(begin)

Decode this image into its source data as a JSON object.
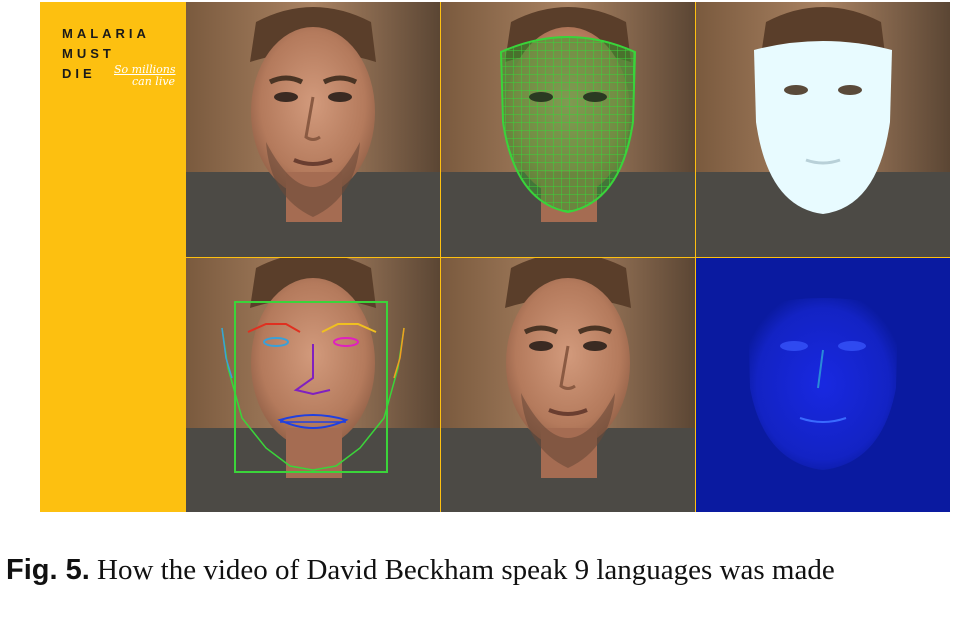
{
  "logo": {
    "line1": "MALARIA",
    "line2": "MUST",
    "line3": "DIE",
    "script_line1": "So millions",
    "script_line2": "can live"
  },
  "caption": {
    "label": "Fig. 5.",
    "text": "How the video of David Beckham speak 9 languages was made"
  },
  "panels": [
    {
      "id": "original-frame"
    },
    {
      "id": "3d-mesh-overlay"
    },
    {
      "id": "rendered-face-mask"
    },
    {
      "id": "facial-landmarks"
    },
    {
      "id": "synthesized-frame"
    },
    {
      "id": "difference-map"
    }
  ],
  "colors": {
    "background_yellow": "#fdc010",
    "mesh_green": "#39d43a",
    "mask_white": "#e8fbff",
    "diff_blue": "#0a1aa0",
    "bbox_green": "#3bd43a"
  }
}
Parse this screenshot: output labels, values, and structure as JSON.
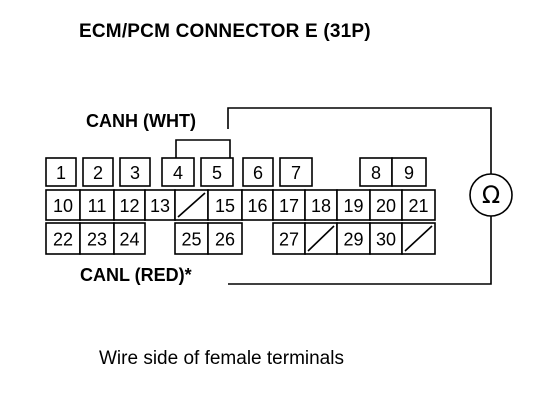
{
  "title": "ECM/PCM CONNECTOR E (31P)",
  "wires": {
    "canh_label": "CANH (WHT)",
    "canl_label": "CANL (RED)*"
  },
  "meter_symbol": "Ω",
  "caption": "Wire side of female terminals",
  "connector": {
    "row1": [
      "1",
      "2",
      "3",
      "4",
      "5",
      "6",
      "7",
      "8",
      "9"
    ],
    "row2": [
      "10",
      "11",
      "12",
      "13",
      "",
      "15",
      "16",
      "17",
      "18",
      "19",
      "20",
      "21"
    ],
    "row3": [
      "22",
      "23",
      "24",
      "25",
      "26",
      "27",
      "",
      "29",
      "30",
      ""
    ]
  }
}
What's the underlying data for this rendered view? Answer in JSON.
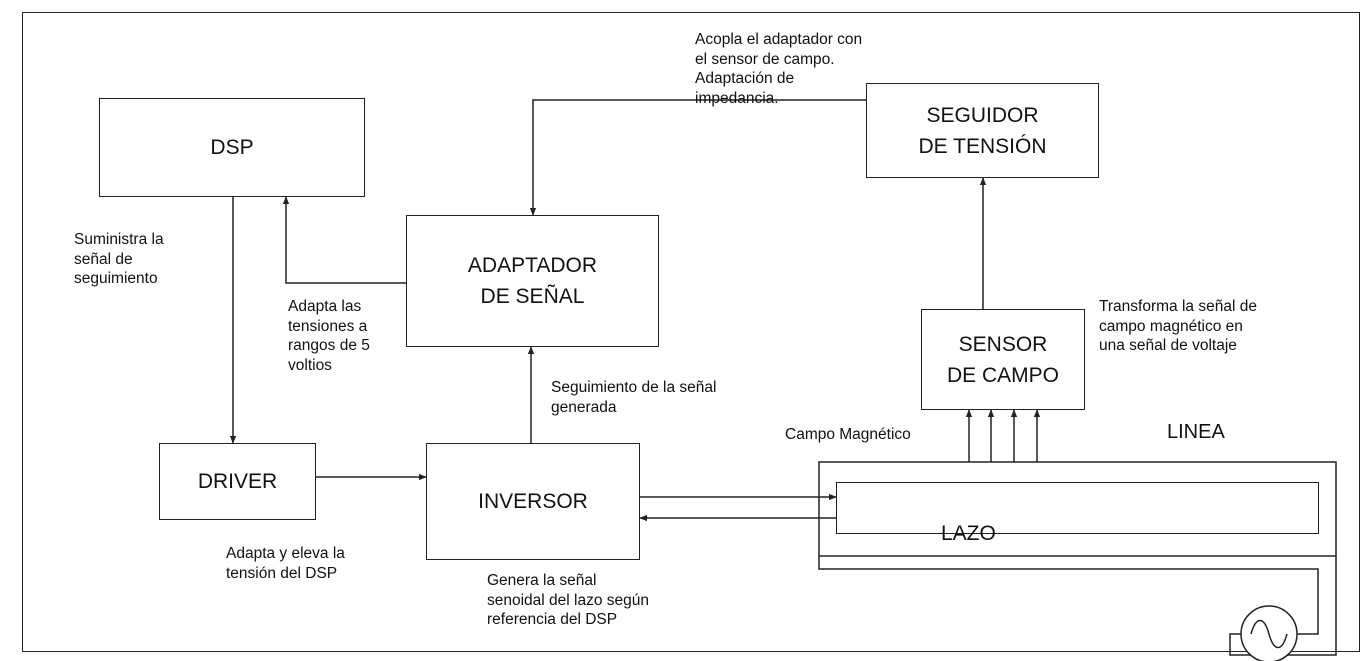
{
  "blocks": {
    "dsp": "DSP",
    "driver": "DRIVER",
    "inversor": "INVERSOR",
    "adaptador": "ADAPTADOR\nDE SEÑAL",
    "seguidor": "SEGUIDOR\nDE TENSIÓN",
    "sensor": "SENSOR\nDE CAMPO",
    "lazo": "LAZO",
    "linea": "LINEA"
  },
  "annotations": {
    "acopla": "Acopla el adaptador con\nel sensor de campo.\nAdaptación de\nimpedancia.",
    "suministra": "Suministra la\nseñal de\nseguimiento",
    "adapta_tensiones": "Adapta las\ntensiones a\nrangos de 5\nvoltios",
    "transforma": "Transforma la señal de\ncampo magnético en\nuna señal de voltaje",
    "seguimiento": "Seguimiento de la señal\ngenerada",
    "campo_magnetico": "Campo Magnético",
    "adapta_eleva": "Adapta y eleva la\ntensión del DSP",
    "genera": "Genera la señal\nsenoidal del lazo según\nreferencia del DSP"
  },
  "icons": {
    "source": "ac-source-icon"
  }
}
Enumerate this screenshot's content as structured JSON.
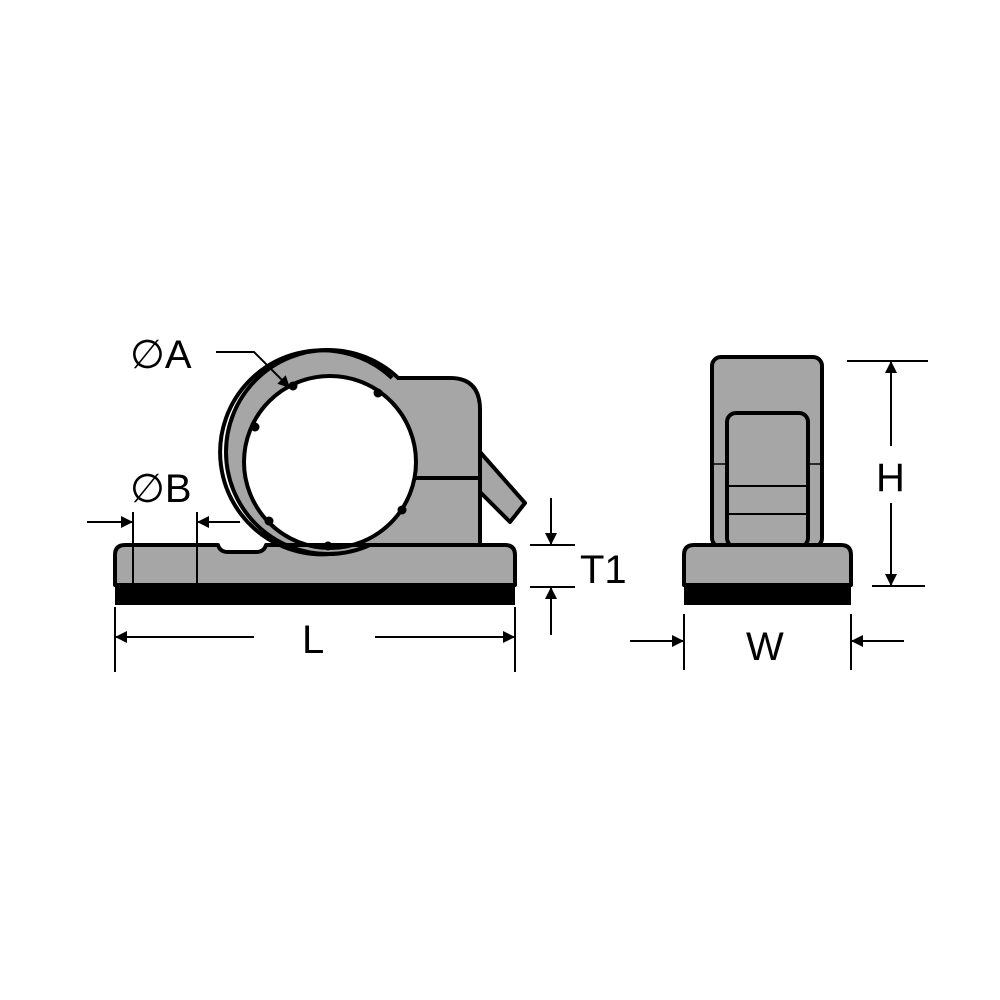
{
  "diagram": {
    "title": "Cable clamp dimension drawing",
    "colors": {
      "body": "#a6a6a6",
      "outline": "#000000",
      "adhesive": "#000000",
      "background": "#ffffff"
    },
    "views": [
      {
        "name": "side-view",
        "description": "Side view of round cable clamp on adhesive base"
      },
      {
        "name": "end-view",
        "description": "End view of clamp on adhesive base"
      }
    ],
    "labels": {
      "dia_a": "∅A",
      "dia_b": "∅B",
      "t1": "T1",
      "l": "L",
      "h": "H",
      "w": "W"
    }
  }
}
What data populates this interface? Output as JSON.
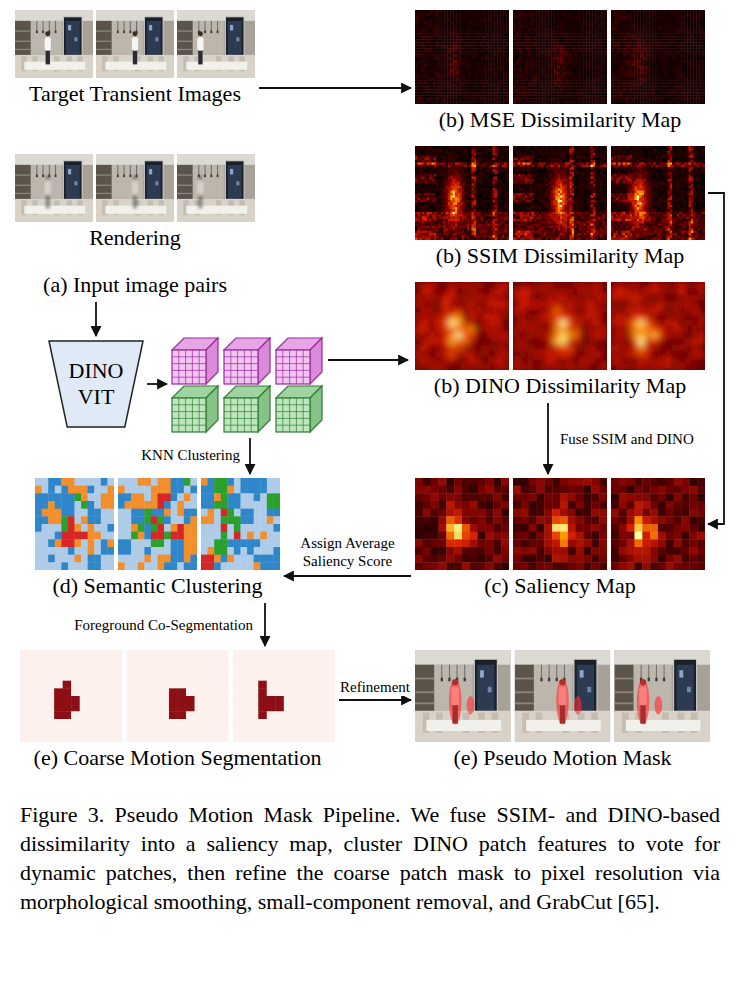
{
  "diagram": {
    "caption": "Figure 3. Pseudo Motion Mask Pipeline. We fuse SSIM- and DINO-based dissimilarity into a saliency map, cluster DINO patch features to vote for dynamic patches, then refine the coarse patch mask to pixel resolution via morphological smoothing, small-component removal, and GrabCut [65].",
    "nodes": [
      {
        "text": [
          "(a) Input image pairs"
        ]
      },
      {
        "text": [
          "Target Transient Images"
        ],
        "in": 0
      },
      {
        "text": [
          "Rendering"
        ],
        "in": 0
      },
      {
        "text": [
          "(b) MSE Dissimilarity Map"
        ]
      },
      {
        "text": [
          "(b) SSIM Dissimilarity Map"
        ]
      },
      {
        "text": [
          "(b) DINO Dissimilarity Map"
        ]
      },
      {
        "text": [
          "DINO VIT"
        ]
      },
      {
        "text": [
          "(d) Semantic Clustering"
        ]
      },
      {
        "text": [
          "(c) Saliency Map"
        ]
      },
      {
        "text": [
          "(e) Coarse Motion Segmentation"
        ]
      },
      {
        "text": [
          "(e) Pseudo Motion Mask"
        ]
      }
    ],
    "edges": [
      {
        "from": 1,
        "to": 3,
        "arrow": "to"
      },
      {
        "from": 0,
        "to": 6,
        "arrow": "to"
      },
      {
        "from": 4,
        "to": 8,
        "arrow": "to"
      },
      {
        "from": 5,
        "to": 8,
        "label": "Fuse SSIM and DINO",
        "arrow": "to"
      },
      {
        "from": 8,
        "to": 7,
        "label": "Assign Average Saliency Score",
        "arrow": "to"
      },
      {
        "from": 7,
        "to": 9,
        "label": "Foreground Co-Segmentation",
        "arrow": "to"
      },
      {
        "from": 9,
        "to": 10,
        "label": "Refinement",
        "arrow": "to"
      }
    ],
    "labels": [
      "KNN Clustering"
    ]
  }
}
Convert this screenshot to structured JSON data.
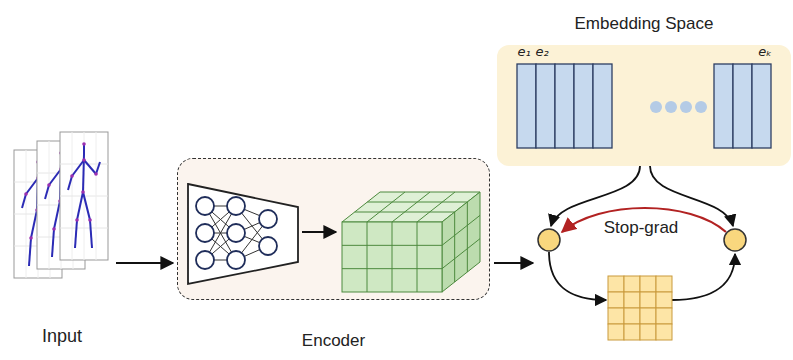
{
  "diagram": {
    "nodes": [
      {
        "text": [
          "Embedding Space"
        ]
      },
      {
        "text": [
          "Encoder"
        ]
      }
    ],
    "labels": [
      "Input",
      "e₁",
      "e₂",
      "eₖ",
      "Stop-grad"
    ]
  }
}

(end)

- _What this task involves_
Transcribe the entries above verbatim, omitting their pictures.

- _Response_
Decode this image into its source data as a JSON object.
{
  "logo": {
    "line1": "MALARIA",
    "line2": "MUST",
    "line3": "DIE",
    "script_line1": "So millions",
    "script_line2": "can live"
  },
  "caption": {
    "label": "Fig. 5.",
    "text": "How the video of David Beckham speak 9 languages was made"
  },
  "panels": [
    {
      "id": "original-frame"
    },
    {
      "id": "3d-mesh-overlay"
    },
    {
      "id": "rendered-face-mask"
    },
    {
      "id": "facial-landmarks"
    },
    {
      "id": "synthesized-frame"
    },
    {
      "id": "difference-map"
    }
  ],
  "colors": {
    "background_yellow": "#fdc010",
    "mesh_green": "#39d43a",
    "mask_white": "#e8fbff",
    "diff_blue": "#0a1aa0",
    "bbox_green": "#3bd43a"
  }
}
Parse this screenshot: output labels, values, and structure as JSON.
{
  "title": "ECM/PCM CONNECTOR E (31P)",
  "wires": {
    "canh_label": "CANH (WHT)",
    "canl_label": "CANL (RED)*"
  },
  "meter_symbol": "Ω",
  "caption": "Wire side of female terminals",
  "connector": {
    "row1": [
      "1",
      "2",
      "3",
      "4",
      "5",
      "6",
      "7",
      "8",
      "9"
    ],
    "row2": [
      "10",
      "11",
      "12",
      "13",
      "",
      "15",
      "16",
      "17",
      "18",
      "19",
      "20",
      "21"
    ],
    "row3": [
      "22",
      "23",
      "24",
      "25",
      "26",
      "27",
      "",
      "29",
      "30",
      ""
    ]
  }
}
What's the underlying data for this rendered view? Answer in JSON.
{
  "blocks": {
    "dsp": "DSP",
    "driver": "DRIVER",
    "inversor": "INVERSOR",
    "adaptador": "ADAPTADOR\nDE SEÑAL",
    "seguidor": "SEGUIDOR\nDE TENSIÓN",
    "sensor": "SENSOR\nDE CAMPO",
    "lazo": "LAZO",
    "linea": "LINEA"
  },
  "annotations": {
    "acopla": "Acopla el adaptador con\nel sensor de campo.\nAdaptación de\nimpedancia.",
    "suministra": "Suministra la\nseñal de\nseguimiento",
    "adapta_tensiones": "Adapta las\ntensiones a\nrangos de 5\nvoltios",
    "transforma": "Transforma la señal de\ncampo magnético en\nuna señal de voltaje",
    "seguimiento": "Seguimiento de la señal\ngenerada",
    "campo_magnetico": "Campo Magnético",
    "adapta_eleva": "Adapta y eleva la\ntensión del DSP",
    "genera": "Genera la señal\nsenoidal del lazo según\nreferencia del DSP"
  },
  "icons": {
    "source": "ac-source-icon"
  }
}
Enumerate this screenshot's content as structured JSON.
{
  "diagram": {
    "title": "Cable clamp dimension drawing",
    "colors": {
      "body": "#a6a6a6",
      "outline": "#000000",
      "adhesive": "#000000",
      "background": "#ffffff"
    },
    "views": [
      {
        "name": "side-view",
        "description": "Side view of round cable clamp on adhesive base"
      },
      {
        "name": "end-view",
        "description": "End view of clamp on adhesive base"
      }
    ],
    "labels": {
      "dia_a": "∅A",
      "dia_b": "∅B",
      "t1": "T1",
      "l": "L",
      "h": "H",
      "w": "W"
    }
  }
}
What data populates this interface? Output as JSON.
{
  "diagram": {
    "caption": "Figure 3. Pseudo Motion Mask Pipeline. We fuse SSIM- and DINO-based dissimilarity into a saliency map, cluster DINO patch features to vote for dynamic patches, then refine the coarse patch mask to pixel resolution via morphological smoothing, small-component removal, and GrabCut [65].",
    "nodes": [
      {
        "text": [
          "(a) Input image pairs"
        ]
      },
      {
        "text": [
          "Target Transient Images"
        ],
        "in": 0
      },
      {
        "text": [
          "Rendering"
        ],
        "in": 0
      },
      {
        "text": [
          "(b) MSE Dissimilarity Map"
        ]
      },
      {
        "text": [
          "(b) SSIM Dissimilarity Map"
        ]
      },
      {
        "text": [
          "(b) DINO Dissimilarity Map"
        ]
      },
      {
        "text": [
          "DINO VIT"
        ]
      },
      {
        "text": [
          "(d) Semantic Clustering"
        ]
      },
      {
        "text": [
          "(c) Saliency Map"
        ]
      },
      {
        "text": [
          "(e) Coarse Motion Segmentation"
        ]
      },
      {
        "text": [
          "(e) Pseudo Motion Mask"
        ]
      }
    ],
    "edges": [
      {
        "from": 1,
        "to": 3,
        "arrow": "to"
      },
      {
        "from": 0,
        "to": 6,
        "arrow": "to"
      },
      {
        "from": 4,
        "to": 8,
        "arrow": "to"
      },
      {
        "from": 5,
        "to": 8,
        "label": "Fuse SSIM and DINO",
        "arrow": "to"
      },
      {
        "from": 8,
        "to": 7,
        "label": "Assign Average Saliency Score",
        "arrow": "to"
      },
      {
        "from": 7,
        "to": 9,
        "label": "Foreground Co-Segmentation",
        "arrow": "to"
      },
      {
        "from": 9,
        "to": 10,
        "label": "Refinement",
        "arrow": "to"
      }
    ],
    "labels": [
      "KNN Clustering"
    ]
  }
}
Convert this screenshot to structured JSON data.
{
  "diagram": {
    "nodes": [
      {
        "text": [
          "Embedding Space"
        ]
      },
      {
        "text": [
          "Encoder"
        ]
      }
    ],
    "labels": [
      "Input",
      "e₁",
      "e₂",
      "eₖ",
      "Stop-grad"
    ]
  }
}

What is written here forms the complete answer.